Nothing may be dropped or altered: reproduce all the data.

[Stored data]
§ §
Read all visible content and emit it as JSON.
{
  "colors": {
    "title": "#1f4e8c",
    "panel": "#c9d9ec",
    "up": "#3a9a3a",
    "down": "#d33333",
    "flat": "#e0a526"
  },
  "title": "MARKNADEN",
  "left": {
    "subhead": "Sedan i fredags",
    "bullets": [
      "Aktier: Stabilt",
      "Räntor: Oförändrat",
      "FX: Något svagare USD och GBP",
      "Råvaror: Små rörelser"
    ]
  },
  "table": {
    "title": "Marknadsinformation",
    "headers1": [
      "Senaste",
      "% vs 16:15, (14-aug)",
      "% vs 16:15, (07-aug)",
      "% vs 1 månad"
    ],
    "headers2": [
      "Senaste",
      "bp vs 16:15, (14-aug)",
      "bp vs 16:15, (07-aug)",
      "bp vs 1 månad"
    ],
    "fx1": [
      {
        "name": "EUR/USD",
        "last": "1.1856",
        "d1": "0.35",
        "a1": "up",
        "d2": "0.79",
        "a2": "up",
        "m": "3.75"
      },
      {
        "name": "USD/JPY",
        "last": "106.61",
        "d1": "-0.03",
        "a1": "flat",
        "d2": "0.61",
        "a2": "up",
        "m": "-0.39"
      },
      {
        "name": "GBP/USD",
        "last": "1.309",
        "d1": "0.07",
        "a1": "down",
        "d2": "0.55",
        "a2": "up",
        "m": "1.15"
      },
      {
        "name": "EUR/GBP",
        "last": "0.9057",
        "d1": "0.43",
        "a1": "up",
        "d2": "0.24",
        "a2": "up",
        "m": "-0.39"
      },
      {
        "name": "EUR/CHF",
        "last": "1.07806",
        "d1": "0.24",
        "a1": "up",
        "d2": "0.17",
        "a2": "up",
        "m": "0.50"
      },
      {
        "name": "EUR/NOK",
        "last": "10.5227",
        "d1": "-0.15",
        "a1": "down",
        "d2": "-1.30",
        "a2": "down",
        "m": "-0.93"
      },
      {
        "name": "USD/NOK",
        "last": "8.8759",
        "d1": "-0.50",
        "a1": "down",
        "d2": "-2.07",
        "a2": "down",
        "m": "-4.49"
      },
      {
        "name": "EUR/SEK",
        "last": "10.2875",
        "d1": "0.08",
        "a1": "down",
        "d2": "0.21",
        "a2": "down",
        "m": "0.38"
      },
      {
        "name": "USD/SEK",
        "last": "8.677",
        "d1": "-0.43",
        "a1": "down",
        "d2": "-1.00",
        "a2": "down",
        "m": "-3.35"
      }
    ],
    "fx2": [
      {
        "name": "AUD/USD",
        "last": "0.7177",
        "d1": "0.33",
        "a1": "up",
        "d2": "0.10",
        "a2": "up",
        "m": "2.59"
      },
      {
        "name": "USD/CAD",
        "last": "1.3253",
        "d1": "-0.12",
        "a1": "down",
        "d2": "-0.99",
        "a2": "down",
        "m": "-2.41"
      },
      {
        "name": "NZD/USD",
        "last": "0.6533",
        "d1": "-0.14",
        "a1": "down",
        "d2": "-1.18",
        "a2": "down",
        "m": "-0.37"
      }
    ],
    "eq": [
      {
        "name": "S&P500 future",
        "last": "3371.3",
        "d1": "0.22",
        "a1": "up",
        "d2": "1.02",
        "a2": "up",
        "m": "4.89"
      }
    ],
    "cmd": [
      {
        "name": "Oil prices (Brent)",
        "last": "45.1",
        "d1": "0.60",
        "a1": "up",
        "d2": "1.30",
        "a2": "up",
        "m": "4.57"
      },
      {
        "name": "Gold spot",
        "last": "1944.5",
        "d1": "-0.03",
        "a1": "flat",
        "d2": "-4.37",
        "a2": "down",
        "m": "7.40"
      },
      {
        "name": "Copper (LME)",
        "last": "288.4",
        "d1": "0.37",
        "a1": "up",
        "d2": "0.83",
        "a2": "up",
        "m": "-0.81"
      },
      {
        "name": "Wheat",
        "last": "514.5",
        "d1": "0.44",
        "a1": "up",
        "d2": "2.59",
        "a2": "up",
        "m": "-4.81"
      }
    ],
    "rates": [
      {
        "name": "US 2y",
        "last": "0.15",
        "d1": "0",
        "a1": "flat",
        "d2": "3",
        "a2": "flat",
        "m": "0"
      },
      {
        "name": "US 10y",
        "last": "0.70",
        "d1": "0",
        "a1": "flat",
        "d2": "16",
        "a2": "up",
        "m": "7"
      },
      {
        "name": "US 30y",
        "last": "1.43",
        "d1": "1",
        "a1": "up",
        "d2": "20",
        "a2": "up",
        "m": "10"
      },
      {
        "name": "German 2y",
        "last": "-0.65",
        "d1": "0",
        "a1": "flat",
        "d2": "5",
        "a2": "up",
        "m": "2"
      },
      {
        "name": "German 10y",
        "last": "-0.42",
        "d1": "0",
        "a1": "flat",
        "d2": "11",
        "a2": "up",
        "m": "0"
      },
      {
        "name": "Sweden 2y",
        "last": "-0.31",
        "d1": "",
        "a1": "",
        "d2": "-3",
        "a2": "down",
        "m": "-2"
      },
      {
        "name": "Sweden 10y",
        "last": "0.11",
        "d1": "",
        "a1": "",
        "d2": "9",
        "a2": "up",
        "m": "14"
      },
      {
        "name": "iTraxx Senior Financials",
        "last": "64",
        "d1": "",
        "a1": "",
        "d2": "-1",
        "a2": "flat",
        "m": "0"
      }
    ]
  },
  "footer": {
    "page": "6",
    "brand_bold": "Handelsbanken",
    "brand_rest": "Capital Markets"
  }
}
§ §
• [ANSWER TO THE PROBLEM]:
Read all visible content and emit it as JSON.
{
  "colors": {
    "title": "#1f4e8c",
    "panel": "#c9d9ec",
    "up": "#3a9a3a",
    "down": "#d33333",
    "flat": "#e0a526"
  },
  "title": "MARKNADEN",
  "left": {
    "subhead": "Sedan i fredags",
    "bullets": [
      "Aktier: Stabilt",
      "Räntor: Oförändrat",
      "FX: Något svagare USD och GBP",
      "Råvaror: Små rörelser"
    ]
  },
  "table": {
    "title": "Marknadsinformation",
    "headers1": [
      "Senaste",
      "% vs 16:15, (14-aug)",
      "% vs 16:15, (07-aug)",
      "% vs 1 månad"
    ],
    "headers2": [
      "Senaste",
      "bp vs 16:15, (14-aug)",
      "bp vs 16:15, (07-aug)",
      "bp vs 1 månad"
    ],
    "fx1": [
      {
        "name": "EUR/USD",
        "last": "1.1856",
        "d1": "0.35",
        "a1": "up",
        "d2": "0.79",
        "a2": "up",
        "m": "3.75"
      },
      {
        "name": "USD/JPY",
        "last": "106.61",
        "d1": "-0.03",
        "a1": "flat",
        "d2": "0.61",
        "a2": "up",
        "m": "-0.39"
      },
      {
        "name": "GBP/USD",
        "last": "1.309",
        "d1": "0.07",
        "a1": "down",
        "d2": "0.55",
        "a2": "up",
        "m": "1.15"
      },
      {
        "name": "EUR/GBP",
        "last": "0.9057",
        "d1": "0.43",
        "a1": "up",
        "d2": "0.24",
        "a2": "up",
        "m": "-0.39"
      },
      {
        "name": "EUR/CHF",
        "last": "1.07806",
        "d1": "0.24",
        "a1": "up",
        "d2": "0.17",
        "a2": "up",
        "m": "0.50"
      },
      {
        "name": "EUR/NOK",
        "last": "10.5227",
        "d1": "-0.15",
        "a1": "down",
        "d2": "-1.30",
        "a2": "down",
        "m": "-0.93"
      },
      {
        "name": "USD/NOK",
        "last": "8.8759",
        "d1": "-0.50",
        "a1": "down",
        "d2": "-2.07",
        "a2": "down",
        "m": "-4.49"
      },
      {
        "name": "EUR/SEK",
        "last": "10.2875",
        "d1": "0.08",
        "a1": "down",
        "d2": "0.21",
        "a2": "down",
        "m": "0.38"
      },
      {
        "name": "USD/SEK",
        "last": "8.677",
        "d1": "-0.43",
        "a1": "down",
        "d2": "-1.00",
        "a2": "down",
        "m": "-3.35"
      }
    ],
    "fx2": [
      {
        "name": "AUD/USD",
        "last": "0.7177",
        "d1": "0.33",
        "a1": "up",
        "d2": "0.10",
        "a2": "up",
        "m": "2.59"
      },
      {
        "name": "USD/CAD",
        "last": "1.3253",
        "d1": "-0.12",
        "a1": "down",
        "d2": "-0.99",
        "a2": "down",
        "m": "-2.41"
      },
      {
        "name": "NZD/USD",
        "last": "0.6533",
        "d1": "-0.14",
        "a1": "down",
        "d2": "-1.18",
        "a2": "down",
        "m": "-0.37"
      }
    ],
    "eq": [
      {
        "name": "S&P500 future",
        "last": "3371.3",
        "d1": "0.22",
        "a1": "up",
        "d2": "1.02",
        "a2": "up",
        "m": "4.89"
      }
    ],
    "cmd": [
      {
        "name": "Oil prices (Brent)",
        "last": "45.1",
        "d1": "0.60",
        "a1": "up",
        "d2": "1.30",
        "a2": "up",
        "m": "4.57"
      },
      {
        "name": "Gold spot",
        "last": "1944.5",
        "d1": "-0.03",
        "a1": "flat",
        "d2": "-4.37",
        "a2": "down",
        "m": "7.40"
      },
      {
        "name": "Copper (LME)",
        "last": "288.4",
        "d1": "0.37",
        "a1": "up",
        "d2": "0.83",
        "a2": "up",
        "m": "-0.81"
      },
      {
        "name": "Wheat",
        "last": "514.5",
        "d1": "0.44",
        "a1": "up",
        "d2": "2.59",
        "a2": "up",
        "m": "-4.81"
      }
    ],
    "rates": [
      {
        "name": "US 2y",
        "last": "0.15",
        "d1": "0",
        "a1": "flat",
        "d2": "3",
        "a2": "flat",
        "m": "0"
      },
      {
        "name": "US 10y",
        "last": "0.70",
        "d1": "0",
        "a1": "flat",
        "d2": "16",
        "a2": "up",
        "m": "7"
      },
      {
        "name": "US 30y",
        "last": "1.43",
        "d1": "1",
        "a1": "up",
        "d2": "20",
        "a2": "up",
        "m": "10"
      },
      {
        "name": "German 2y",
        "last": "-0.65",
        "d1": "0",
        "a1": "flat",
        "d2": "5",
        "a2": "up",
        "m": "2"
      },
      {
        "name": "German 10y",
        "last": "-0.42",
        "d1": "0",
        "a1": "flat",
        "d2": "11",
        "a2": "up",
        "m": "0"
      },
      {
        "name": "Sweden 2y",
        "last": "-0.31",
        "d1": "",
        "a1": "",
        "d2": "-3",
        "a2": "down",
        "m": "-2"
      },
      {
        "name": "Sweden 10y",
        "last": "0.11",
        "d1": "",
        "a1": "",
        "d2": "9",
        "a2": "up",
        "m": "14"
      },
      {
        "name": "iTraxx Senior Financials",
        "last": "64",
        "d1": "",
        "a1": "",
        "d2": "-1",
        "a2": "flat",
        "m": "0"
      }
    ]
  },
  "footer": {
    "page": "6",
    "brand_bold": "Handelsbanken",
    "brand_rest": "Capital Markets"
  }
}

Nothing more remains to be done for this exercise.